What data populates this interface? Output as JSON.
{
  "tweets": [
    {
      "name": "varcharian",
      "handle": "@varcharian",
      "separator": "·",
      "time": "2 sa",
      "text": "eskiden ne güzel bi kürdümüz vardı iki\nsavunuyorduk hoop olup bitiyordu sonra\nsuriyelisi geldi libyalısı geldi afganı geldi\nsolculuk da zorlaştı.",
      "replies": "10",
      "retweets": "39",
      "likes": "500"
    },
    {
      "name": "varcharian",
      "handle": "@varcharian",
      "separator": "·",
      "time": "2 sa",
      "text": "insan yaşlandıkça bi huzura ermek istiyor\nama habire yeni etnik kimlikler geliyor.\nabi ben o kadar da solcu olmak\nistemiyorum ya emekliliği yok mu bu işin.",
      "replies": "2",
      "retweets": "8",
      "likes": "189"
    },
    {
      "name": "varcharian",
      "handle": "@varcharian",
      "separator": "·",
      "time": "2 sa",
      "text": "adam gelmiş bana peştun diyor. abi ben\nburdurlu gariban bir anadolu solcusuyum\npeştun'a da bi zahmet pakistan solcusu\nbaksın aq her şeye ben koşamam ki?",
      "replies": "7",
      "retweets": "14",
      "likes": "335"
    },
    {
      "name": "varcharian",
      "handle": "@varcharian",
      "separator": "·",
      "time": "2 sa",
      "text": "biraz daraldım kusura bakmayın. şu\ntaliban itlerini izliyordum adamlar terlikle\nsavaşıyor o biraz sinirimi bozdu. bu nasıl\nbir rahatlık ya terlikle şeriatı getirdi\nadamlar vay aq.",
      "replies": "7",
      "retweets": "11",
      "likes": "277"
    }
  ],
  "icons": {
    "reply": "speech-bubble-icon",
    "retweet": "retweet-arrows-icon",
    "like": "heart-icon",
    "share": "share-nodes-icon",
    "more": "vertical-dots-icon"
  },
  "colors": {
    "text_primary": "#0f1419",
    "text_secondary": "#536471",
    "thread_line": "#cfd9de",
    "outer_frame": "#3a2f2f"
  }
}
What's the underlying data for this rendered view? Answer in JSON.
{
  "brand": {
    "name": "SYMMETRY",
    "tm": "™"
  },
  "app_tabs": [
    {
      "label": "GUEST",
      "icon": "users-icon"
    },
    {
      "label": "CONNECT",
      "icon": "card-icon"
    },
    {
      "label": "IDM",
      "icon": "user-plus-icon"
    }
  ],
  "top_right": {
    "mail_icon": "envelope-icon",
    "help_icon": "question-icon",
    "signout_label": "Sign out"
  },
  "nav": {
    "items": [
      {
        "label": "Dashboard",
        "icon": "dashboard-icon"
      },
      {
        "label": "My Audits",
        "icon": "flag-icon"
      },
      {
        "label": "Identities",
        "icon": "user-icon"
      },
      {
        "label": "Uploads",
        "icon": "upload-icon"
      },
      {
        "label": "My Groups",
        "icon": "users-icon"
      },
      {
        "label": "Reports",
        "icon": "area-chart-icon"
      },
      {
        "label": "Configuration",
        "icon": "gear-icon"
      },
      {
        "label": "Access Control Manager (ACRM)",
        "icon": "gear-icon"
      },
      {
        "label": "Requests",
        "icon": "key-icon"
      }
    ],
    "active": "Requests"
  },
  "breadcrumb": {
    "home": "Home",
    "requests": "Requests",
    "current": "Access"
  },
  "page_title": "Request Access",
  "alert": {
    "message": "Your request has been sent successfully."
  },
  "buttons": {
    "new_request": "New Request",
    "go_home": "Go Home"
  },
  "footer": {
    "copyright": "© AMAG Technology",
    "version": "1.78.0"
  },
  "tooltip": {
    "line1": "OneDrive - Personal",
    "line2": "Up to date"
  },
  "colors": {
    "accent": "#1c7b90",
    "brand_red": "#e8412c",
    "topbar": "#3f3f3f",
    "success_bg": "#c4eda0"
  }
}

* * *

Output the listing above exactly as it appears.

What data populates this interface? Output as JSON.
{
  "tweets": [
    {
      "name": "varcharian",
      "handle": "@varcharian",
      "separator": "·",
      "time": "2 sa",
      "text": "eskiden ne güzel bi kürdümüz vardı iki\nsavunuyorduk hoop olup bitiyordu sonra\nsuriyelisi geldi libyalısı geldi afganı geldi\nsolculuk da zorlaştı.",
      "replies": "10",
      "retweets": "39",
      "likes": "500"
    },
    {
      "name": "varcharian",
      "handle": "@varcharian",
      "separator": "·",
      "time": "2 sa",
      "text": "insan yaşlandıkça bi huzura ermek istiyor\nama habire yeni etnik kimlikler geliyor.\nabi ben o kadar da solcu olmak\nistemiyorum ya emekliliği yok mu bu işin.",
      "replies": "2",
      "retweets": "8",
      "likes": "189"
    },
    {
      "name": "varcharian",
      "handle": "@varcharian",
      "separator": "·",
      "time": "2 sa",
      "text": "adam gelmiş bana peştun diyor. abi ben\nburdurlu gariban bir anadolu solcusuyum\npeştun'a da bi zahmet pakistan solcusu\nbaksın aq her şeye ben koşamam ki?",
      "replies": "7",
      "retweets": "14",
      "likes": "335"
    },
    {
      "name": "varcharian",
      "handle": "@varcharian",
      "separator": "·",
      "time": "2 sa",
      "text": "biraz daraldım kusura bakmayın. şu\ntaliban itlerini izliyordum adamlar terlikle\nsavaşıyor o biraz sinirimi bozdu. bu nasıl\nbir rahatlık ya terlikle şeriatı getirdi\nadamlar vay aq.",
      "replies": "7",
      "retweets": "11",
      "likes": "277"
    }
  ],
  "icons": {
    "reply": "speech-bubble-icon",
    "retweet": "retweet-arrows-icon",
    "like": "heart-icon",
    "share": "share-nodes-icon",
    "more": "vertical-dots-icon"
  },
  "colors": {
    "text_primary": "#0f1419",
    "text_secondary": "#536471",
    "thread_line": "#cfd9de",
    "outer_frame": "#3a2f2f"
  }
}
What's the underlying data for this rendered view? Answer in JSON.
{
  "brand": {
    "name": "SYMMETRY",
    "tm": "™"
  },
  "app_tabs": [
    {
      "label": "GUEST",
      "icon": "users-icon"
    },
    {
      "label": "CONNECT",
      "icon": "card-icon"
    },
    {
      "label": "IDM",
      "icon": "user-plus-icon"
    }
  ],
  "top_right": {
    "mail_icon": "envelope-icon",
    "help_icon": "question-icon",
    "signout_label": "Sign out"
  },
  "nav": {
    "items": [
      {
        "label": "Dashboard",
        "icon": "dashboard-icon"
      },
      {
        "label": "My Audits",
        "icon": "flag-icon"
      },
      {
        "label": "Identities",
        "icon": "user-icon"
      },
      {
        "label": "Uploads",
        "icon": "upload-icon"
      },
      {
        "label": "My Groups",
        "icon": "users-icon"
      },
      {
        "label": "Reports",
        "icon": "area-chart-icon"
      },
      {
        "label": "Configuration",
        "icon": "gear-icon"
      },
      {
        "label": "Access Control Manager (ACRM)",
        "icon": "gear-icon"
      },
      {
        "label": "Requests",
        "icon": "key-icon"
      }
    ],
    "active": "Requests"
  },
  "breadcrumb": {
    "home": "Home",
    "requests": "Requests",
    "current": "Access"
  },
  "page_title": "Request Access",
  "alert": {
    "message": "Your request has been sent successfully."
  },
  "buttons": {
    "new_request": "New Request",
    "go_home": "Go Home"
  },
  "footer": {
    "copyright": "© AMAG Technology",
    "version": "1.78.0"
  },
  "tooltip": {
    "line1": "OneDrive - Personal",
    "line2": "Up to date"
  },
  "colors": {
    "accent": "#1c7b90",
    "brand_red": "#e8412c",
    "topbar": "#3f3f3f",
    "success_bg": "#c4eda0"
  }
}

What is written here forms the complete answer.